Items from a dataset

####

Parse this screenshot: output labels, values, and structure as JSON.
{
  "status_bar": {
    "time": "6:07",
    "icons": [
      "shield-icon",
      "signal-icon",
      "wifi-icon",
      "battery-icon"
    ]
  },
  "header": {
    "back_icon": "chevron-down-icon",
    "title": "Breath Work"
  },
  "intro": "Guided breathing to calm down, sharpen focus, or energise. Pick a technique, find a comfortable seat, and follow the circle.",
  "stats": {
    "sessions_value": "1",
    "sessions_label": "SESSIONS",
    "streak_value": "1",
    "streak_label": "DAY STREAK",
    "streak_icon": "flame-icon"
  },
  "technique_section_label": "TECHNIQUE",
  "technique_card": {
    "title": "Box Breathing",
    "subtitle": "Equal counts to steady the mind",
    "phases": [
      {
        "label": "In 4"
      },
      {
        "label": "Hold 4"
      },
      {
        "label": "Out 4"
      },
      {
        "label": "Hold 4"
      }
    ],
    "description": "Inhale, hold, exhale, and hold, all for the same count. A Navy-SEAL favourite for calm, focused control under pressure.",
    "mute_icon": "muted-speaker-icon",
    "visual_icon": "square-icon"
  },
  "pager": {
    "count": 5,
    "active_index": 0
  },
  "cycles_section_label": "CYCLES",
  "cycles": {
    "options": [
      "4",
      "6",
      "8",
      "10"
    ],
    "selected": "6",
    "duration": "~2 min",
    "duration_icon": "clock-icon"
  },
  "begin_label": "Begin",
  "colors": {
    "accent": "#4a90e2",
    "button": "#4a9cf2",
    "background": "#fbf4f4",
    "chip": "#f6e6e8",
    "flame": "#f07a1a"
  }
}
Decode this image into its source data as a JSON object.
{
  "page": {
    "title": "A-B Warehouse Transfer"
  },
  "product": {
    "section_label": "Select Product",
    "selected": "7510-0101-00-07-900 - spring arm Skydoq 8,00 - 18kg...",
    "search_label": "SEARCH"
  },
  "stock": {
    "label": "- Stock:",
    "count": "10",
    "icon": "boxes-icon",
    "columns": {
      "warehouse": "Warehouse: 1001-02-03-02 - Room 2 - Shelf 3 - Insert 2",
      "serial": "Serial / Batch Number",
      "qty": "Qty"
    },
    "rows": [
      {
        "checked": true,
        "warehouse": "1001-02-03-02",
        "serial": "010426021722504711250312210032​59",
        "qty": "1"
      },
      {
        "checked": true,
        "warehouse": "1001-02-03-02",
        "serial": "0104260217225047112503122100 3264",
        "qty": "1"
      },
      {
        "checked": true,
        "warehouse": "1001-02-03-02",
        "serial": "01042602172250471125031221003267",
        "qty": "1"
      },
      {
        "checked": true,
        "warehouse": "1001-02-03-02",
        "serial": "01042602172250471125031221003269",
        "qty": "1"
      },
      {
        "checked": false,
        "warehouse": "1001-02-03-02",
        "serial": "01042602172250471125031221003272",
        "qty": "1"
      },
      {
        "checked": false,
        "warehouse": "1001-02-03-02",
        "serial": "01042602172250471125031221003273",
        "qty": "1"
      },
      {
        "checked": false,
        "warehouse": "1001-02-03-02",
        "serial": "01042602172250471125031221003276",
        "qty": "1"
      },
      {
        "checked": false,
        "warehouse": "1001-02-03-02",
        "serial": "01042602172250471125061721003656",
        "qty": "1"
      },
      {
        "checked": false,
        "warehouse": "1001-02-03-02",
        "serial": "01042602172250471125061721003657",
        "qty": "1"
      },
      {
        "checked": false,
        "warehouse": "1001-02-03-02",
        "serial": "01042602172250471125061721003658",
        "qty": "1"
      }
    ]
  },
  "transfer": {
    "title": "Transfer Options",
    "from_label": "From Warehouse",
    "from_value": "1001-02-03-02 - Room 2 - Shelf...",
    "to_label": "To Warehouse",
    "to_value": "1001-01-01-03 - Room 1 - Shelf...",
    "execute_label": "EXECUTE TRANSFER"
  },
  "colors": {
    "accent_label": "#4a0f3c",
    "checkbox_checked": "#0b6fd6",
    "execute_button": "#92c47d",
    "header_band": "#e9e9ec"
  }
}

####

THE REQUEST ▸ Write out every record verbatim.

CORRECT RESULT ▸
Parse this screenshot: output labels, values, and structure as JSON.
{
  "status_bar": {
    "time": "6:07",
    "icons": [
      "shield-icon",
      "signal-icon",
      "wifi-icon",
      "battery-icon"
    ]
  },
  "header": {
    "back_icon": "chevron-down-icon",
    "title": "Breath Work"
  },
  "intro": "Guided breathing to calm down, sharpen focus, or energise. Pick a technique, find a comfortable seat, and follow the circle.",
  "stats": {
    "sessions_value": "1",
    "sessions_label": "SESSIONS",
    "streak_value": "1",
    "streak_label": "DAY STREAK",
    "streak_icon": "flame-icon"
  },
  "technique_section_label": "TECHNIQUE",
  "technique_card": {
    "title": "Box Breathing",
    "subtitle": "Equal counts to steady the mind",
    "phases": [
      {
        "label": "In 4"
      },
      {
        "label": "Hold 4"
      },
      {
        "label": "Out 4"
      },
      {
        "label": "Hold 4"
      }
    ],
    "description": "Inhale, hold, exhale, and hold, all for the same count. A Navy-SEAL favourite for calm, focused control under pressure.",
    "mute_icon": "muted-speaker-icon",
    "visual_icon": "square-icon"
  },
  "pager": {
    "count": 5,
    "active_index": 0
  },
  "cycles_section_label": "CYCLES",
  "cycles": {
    "options": [
      "4",
      "6",
      "8",
      "10"
    ],
    "selected": "6",
    "duration": "~2 min",
    "duration_icon": "clock-icon"
  },
  "begin_label": "Begin",
  "colors": {
    "accent": "#4a90e2",
    "button": "#4a9cf2",
    "background": "#fbf4f4",
    "chip": "#f6e6e8",
    "flame": "#f07a1a"
  }
}
Decode this image into its source data as a JSON object.
{
  "page": {
    "title": "A-B Warehouse Transfer"
  },
  "product": {
    "section_label": "Select Product",
    "selected": "7510-0101-00-07-900 - spring arm Skydoq 8,00 - 18kg...",
    "search_label": "SEARCH"
  },
  "stock": {
    "label": "- Stock:",
    "count": "10",
    "icon": "boxes-icon",
    "columns": {
      "warehouse": "Warehouse: 1001-02-03-02 - Room 2 - Shelf 3 - Insert 2",
      "serial": "Serial / Batch Number",
      "qty": "Qty"
    },
    "rows": [
      {
        "checked": true,
        "warehouse": "1001-02-03-02",
        "serial": "010426021722504711250312210032​59",
        "qty": "1"
      },
      {
        "checked": true,
        "warehouse": "1001-02-03-02",
        "serial": "0104260217225047112503122100 3264",
        "qty": "1"
      },
      {
        "checked": true,
        "warehouse": "1001-02-03-02",
        "serial": "01042602172250471125031221003267",
        "qty": "1"
      },
      {
        "checked": true,
        "warehouse": "1001-02-03-02",
        "serial": "01042602172250471125031221003269",
        "qty": "1"
      },
      {
        "checked": false,
        "warehouse": "1001-02-03-02",
        "serial": "01042602172250471125031221003272",
        "qty": "1"
      },
      {
        "checked": false,
        "warehouse": "1001-02-03-02",
        "serial": "01042602172250471125031221003273",
        "qty": "1"
      },
      {
        "checked": false,
        "warehouse": "1001-02-03-02",
        "serial": "01042602172250471125031221003276",
        "qty": "1"
      },
      {
        "checked": false,
        "warehouse": "1001-02-03-02",
        "serial": "01042602172250471125061721003656",
        "qty": "1"
      },
      {
        "checked": false,
        "warehouse": "1001-02-03-02",
        "serial": "01042602172250471125061721003657",
        "qty": "1"
      },
      {
        "checked": false,
        "warehouse": "1001-02-03-02",
        "serial": "01042602172250471125061721003658",
        "qty": "1"
      }
    ]
  },
  "transfer": {
    "title": "Transfer Options",
    "from_label": "From Warehouse",
    "from_value": "1001-02-03-02 - Room 2 - Shelf...",
    "to_label": "To Warehouse",
    "to_value": "1001-01-01-03 - Room 1 - Shelf...",
    "execute_label": "EXECUTE TRANSFER"
  },
  "colors": {
    "accent_label": "#4a0f3c",
    "checkbox_checked": "#0b6fd6",
    "execute_button": "#92c47d",
    "header_band": "#e9e9ec"
  }
}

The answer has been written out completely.